Exercise aim => Could you copy every line from the material below in which "แนวโน" appears?

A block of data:
^^^^^^^^^^^^^^^^

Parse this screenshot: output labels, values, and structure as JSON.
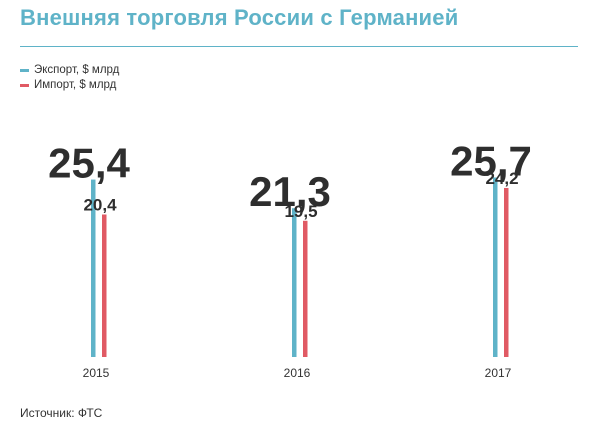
{
  "colors": {
    "title": "#5fb3c8",
    "rule": "#5fb3c8",
    "export": "#5fb3c8",
    "import": "#e05a64",
    "text": "#333333",
    "value_big": "#2e2e2e"
  },
  "header": {
    "title": "Внешняя торговля России с Германией"
  },
  "legend": [
    {
      "label": "Экспорт, $ млрд",
      "color": "#5fb3c8"
    },
    {
      "label": "Импорт, $ млрд",
      "color": "#e05a64"
    }
  ],
  "footer": {
    "source": "Источник: ФТС"
  },
  "chart_data": {
    "type": "bar",
    "categories": [
      "2015",
      "2016",
      "2017"
    ],
    "series": [
      {
        "name": "Экспорт, $ млрд",
        "values": [
          25.4,
          21.3,
          25.7
        ],
        "labels": [
          "25,4",
          "21,3",
          "25,7"
        ]
      },
      {
        "name": "Импорт, $ млрд",
        "values": [
          20.4,
          19.5,
          24.2
        ],
        "labels": [
          "20,4",
          "19,5",
          "24,2"
        ]
      }
    ],
    "title": "Внешняя торговля России с Германией",
    "xlabel": "",
    "ylabel": "",
    "ylim": [
      0,
      27.2
    ],
    "grid": false,
    "legend_position": "top-left"
  }
}
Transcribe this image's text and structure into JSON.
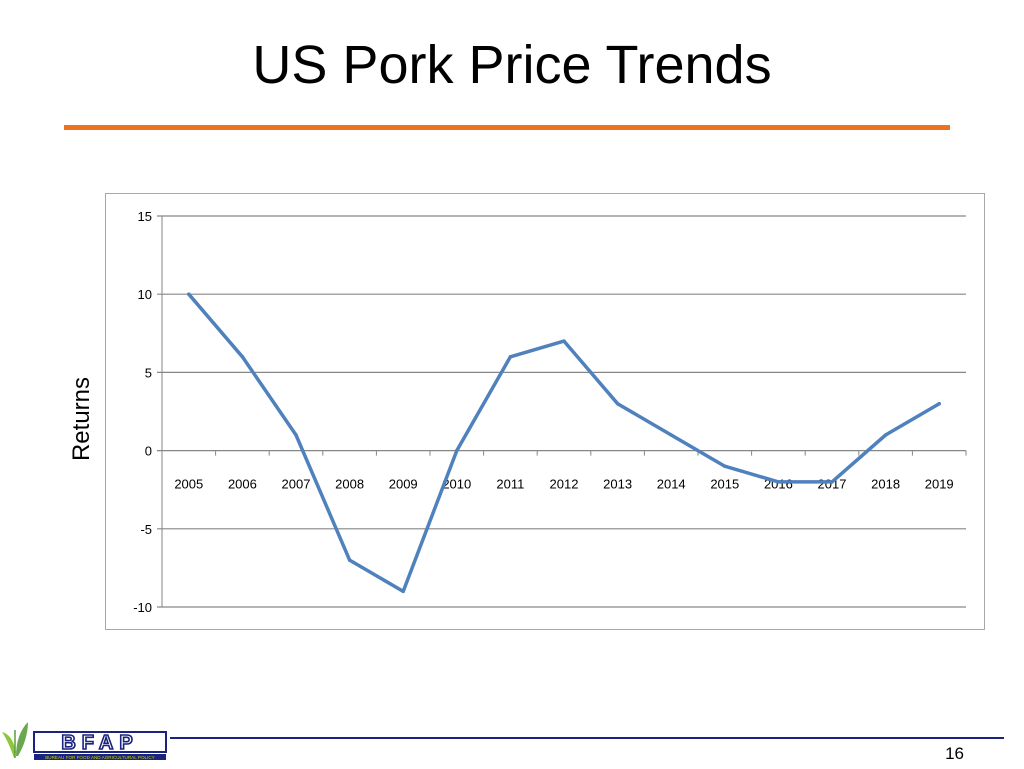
{
  "slide": {
    "title": "US Pork Price Trends",
    "page_number": "16",
    "accent_color": "#f07020",
    "footer_rule_color": "#1a237e"
  },
  "logo": {
    "text": "BFAP",
    "tagline": "BUREAU FOR FOOD AND AGRICULTURAL POLICY",
    "icon": "leaf-icon"
  },
  "chart_data": {
    "type": "line",
    "title": "",
    "xlabel": "",
    "ylabel": "Returns",
    "categories": [
      "2005",
      "2006",
      "2007",
      "2008",
      "2009",
      "2010",
      "2011",
      "2012",
      "2013",
      "2014",
      "2015",
      "2016",
      "2017",
      "2018",
      "2019"
    ],
    "series": [
      {
        "values": [
          10,
          6,
          1,
          -7,
          -9,
          0,
          6,
          7,
          3,
          1,
          -1,
          -2,
          -2,
          1,
          3
        ],
        "color": "#4f81bd"
      }
    ],
    "ylim": [
      -10,
      15
    ],
    "yticks": [
      15,
      10,
      5,
      0,
      -5,
      -10
    ],
    "grid": true,
    "legend": "none",
    "x_labels_at": 0
  }
}
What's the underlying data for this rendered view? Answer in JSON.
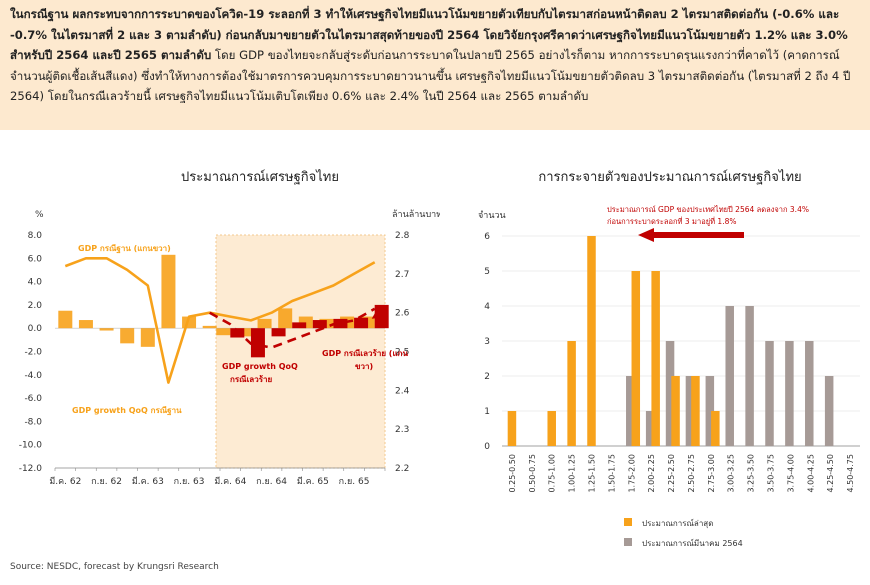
{
  "summary": {
    "bold_part": "ในกรณีฐาน ผลกระทบจากการระบาดของโควิด-19 ระลอกที่ 3 ทำให้เศรษฐกิจไทยมีแนวโน้มขยายตัวเทียบกับไตรมาสก่อนหน้าติดลบ 2 ไตรมาสติดต่อกัน (-0.6% และ -0.7% ในไตรมาสที่ 2 และ 3 ตามลำดับ) ก่อนกลับมาขยายตัวในไตรมาสสุดท้ายของปี 2564 โดยวิจัยกรุงศรีคาดว่าเศรษฐกิจไทยมีแนวโน้มขยายตัว 1.2% และ 3.0% สำหรับปี 2564 และปี 2565 ตามลำดับ",
    "normal_part": " โดย GDP ของไทยจะกลับสู่ระดับก่อนการระบาดในปลายปี 2565 อย่างไรก็ตาม หากการระบาดรุนแรงกว่าที่คาดไว้ (คาดการณ์จำนวนผู้ติดเชื้อเส้นสีแดง) ซึ่งทำให้ทางการต้องใช้มาตรการควบคุมการระบาดยาวนานขึ้น เศรษฐกิจไทยมีแนวโน้มขยายตัวติดลบ 3 ไตรมาสติดต่อกัน (ไตรมาสที่ 2 ถึง 4 ปี 2564) โดยในกรณีเลวร้ายนี้ เศรษฐกิจไทยมีแนวโน้มเติบโตเพียง 0.6% และ 2.4% ในปี 2564 และ 2565 ตามลำดับ"
  },
  "colors": {
    "orange": "#f7a21b",
    "dark_red": "#c00000",
    "grey": "#a69a96",
    "forecast_shade": "#fdebd3",
    "summary_bg": "#fde9cf"
  },
  "source": "Source: NESDC, forecast by Krungsri Research",
  "chart_data": [
    {
      "type": "bar",
      "title": "ประมาณการณ์เศรษฐกิจไทย",
      "left_axis_unit": "%",
      "right_axis_unit": "ล้านล้านบาท",
      "ylim": [
        -12,
        8
      ],
      "y_ticks": [
        "8.0",
        "6.0",
        "4.0",
        "2.0",
        "0.0",
        "-2.0",
        "-4.0",
        "-6.0",
        "-8.0",
        "-10.0",
        "-12.0"
      ],
      "y2lim": [
        2.2,
        2.8
      ],
      "y2_ticks": [
        "2.8",
        "2.7",
        "2.6",
        "2.5",
        "2.4",
        "2.3",
        "2.2"
      ],
      "x_tick_labels": [
        "มี.ค. 62",
        "ก.ย. 62",
        "มี.ค. 63",
        "ก.ย. 63",
        "มี.ค. 64",
        "ก.ย. 64",
        "มี.ค. 65",
        "ก.ย. 65"
      ],
      "forecast_shaded": true,
      "series": [
        {
          "name": "GDP growth QoQ กรณีฐาน",
          "kind": "bar",
          "axis": "left",
          "values": [
            1.5,
            0.7,
            -0.2,
            -1.3,
            -1.6,
            6.3,
            1.0,
            0.2,
            -0.6,
            -0.7,
            0.8,
            1.7,
            1.0,
            0.8,
            1.0,
            1.0
          ]
        },
        {
          "name": "GDP growth QoQ กรณีเลวร้าย",
          "kind": "bar",
          "axis": "left",
          "values": [
            null,
            null,
            null,
            null,
            null,
            null,
            null,
            null,
            -0.8,
            -2.5,
            -0.7,
            0.5,
            0.7,
            0.8,
            0.9,
            2.0
          ]
        },
        {
          "name": "GDP กรณีฐาน (แกนขวา)",
          "kind": "line",
          "axis": "right",
          "values": [
            2.72,
            2.74,
            2.74,
            2.71,
            2.67,
            2.42,
            2.59,
            2.6,
            2.59,
            2.58,
            2.6,
            2.63,
            2.65,
            2.67,
            2.7,
            2.73
          ]
        },
        {
          "name": "GDP กรณีเลวร้าย (แกนขวา)",
          "kind": "line",
          "axis": "right",
          "dashed": true,
          "values": [
            null,
            null,
            null,
            null,
            null,
            null,
            null,
            2.6,
            2.57,
            2.52,
            2.51,
            2.53,
            2.55,
            2.57,
            2.58,
            2.61
          ]
        }
      ],
      "annotations": {
        "base_gdp": "GDP กรณีฐาน (แกนขวา)",
        "base_growth": "GDP growth QoQ กรณีฐาน",
        "bad_growth_line1": "GDP growth QoQ",
        "bad_growth_line2": "กรณีเลวร้าย",
        "bad_gdp_line1": "GDP กรณีเลวร้าย (แกน",
        "bad_gdp_line2": "ขวา)"
      }
    },
    {
      "type": "bar",
      "title": "การกระจายตัวของประมาณการณ์เศรษฐกิจไทย",
      "ylabel": "จำนวน",
      "ylim": [
        0,
        6
      ],
      "y_ticks": [
        "0",
        "1",
        "2",
        "3",
        "4",
        "5",
        "6"
      ],
      "categories": [
        "0.25-0.50",
        "0.50-0.75",
        "0.75-1.00",
        "1.00-1.25",
        "1.25-1.50",
        "1.50-1.75",
        "1.75-2.00",
        "2.00-2.25",
        "2.25-2.50",
        "2.50-2.75",
        "2.75-3.00",
        "3.00-3.25",
        "3.25-3.50",
        "3.50-3.75",
        "3.75-4.00",
        "4.00-4.25",
        "4.25-4.50",
        "4.50-4.75"
      ],
      "series": [
        {
          "name": "ประมาณการณ์ล่าสุด",
          "values": [
            1,
            0,
            1,
            3,
            6,
            0,
            5,
            5,
            2,
            2,
            1,
            0,
            0,
            0,
            0,
            0,
            0,
            0
          ]
        },
        {
          "name": "ประมาณการณ์มีนาคม 2564",
          "values": [
            0,
            0,
            0,
            0,
            0,
            0,
            2,
            1,
            3,
            2,
            2,
            4,
            4,
            3,
            3,
            3,
            2,
            0
          ]
        }
      ],
      "annotation": {
        "line1": "ประมาณการณ์ GDP ของประเทศไทยปี 2564 ลดลงจาก 3.4%",
        "line2": "ก่อนการระบาดระลอกที่ 3 มาอยู่ที่ 1.8%"
      },
      "legend_position": "bottom"
    }
  ]
}
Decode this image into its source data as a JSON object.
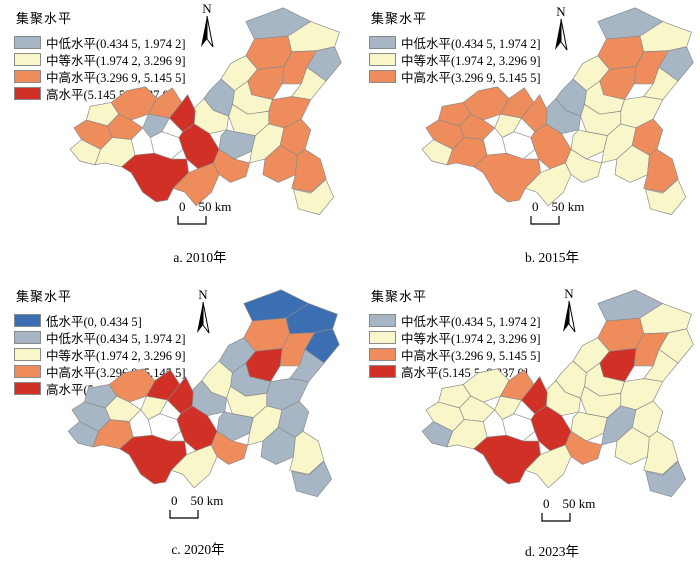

^^^^^^^^^^^^^^^^

Solution for this exercise =>
    "bold_part": "ในกรณีฐาน ผลกระทบจากการระบาดของโควิด-19 ระลอกที่ 3 ทำให้เศรษฐกิจไทยมีแนวโน้มขยายตัวเทียบกับไตรมาสก่อนหน้าติดลบ 2 ไตรมาสติดต่อกัน (-0.6% และ -0.7% ในไตรมาสที่ 2 และ 3 ตามลำดับ) ก่อนกลับมาขยายตัวในไตรมาสสุดท้ายของปี 2564 โดยวิจัยกรุงศรีคาดว่าเศรษฐกิจไทยมีแนวโน้มขยายตัว 1.2% และ 3.0% สำหรับปี 2564 และปี 2565 ตามลำดับ",
    "normal_part": " โดย GDP ของไทยจะกลับสู่ระดับก่อนการระบาดในปลายปี 2565 อย่างไรก็ตาม หากการระบาดรุนแรงกว่าที่คาดไว้ (คาดการณ์จำนวนผู้ติดเชื้อเส้นสีแดง) ซึ่งทำให้ทางการต้องใช้มาตรการควบคุมการระบาดยาวนานขึ้น เศรษฐกิจไทยมีแนวโน้มขยายตัวติดลบ 3 ไตรมาสติดต่อกัน (ไตรมาสที่ 2 ถึง 4 ปี 2564) โดยในกรณีเลวร้ายนี้ เศรษฐกิจไทยมีแนวโน้มเติบโตเพียง 0.6% และ 2.4% ในปี 2564 และ 2565 ตามลำดับ"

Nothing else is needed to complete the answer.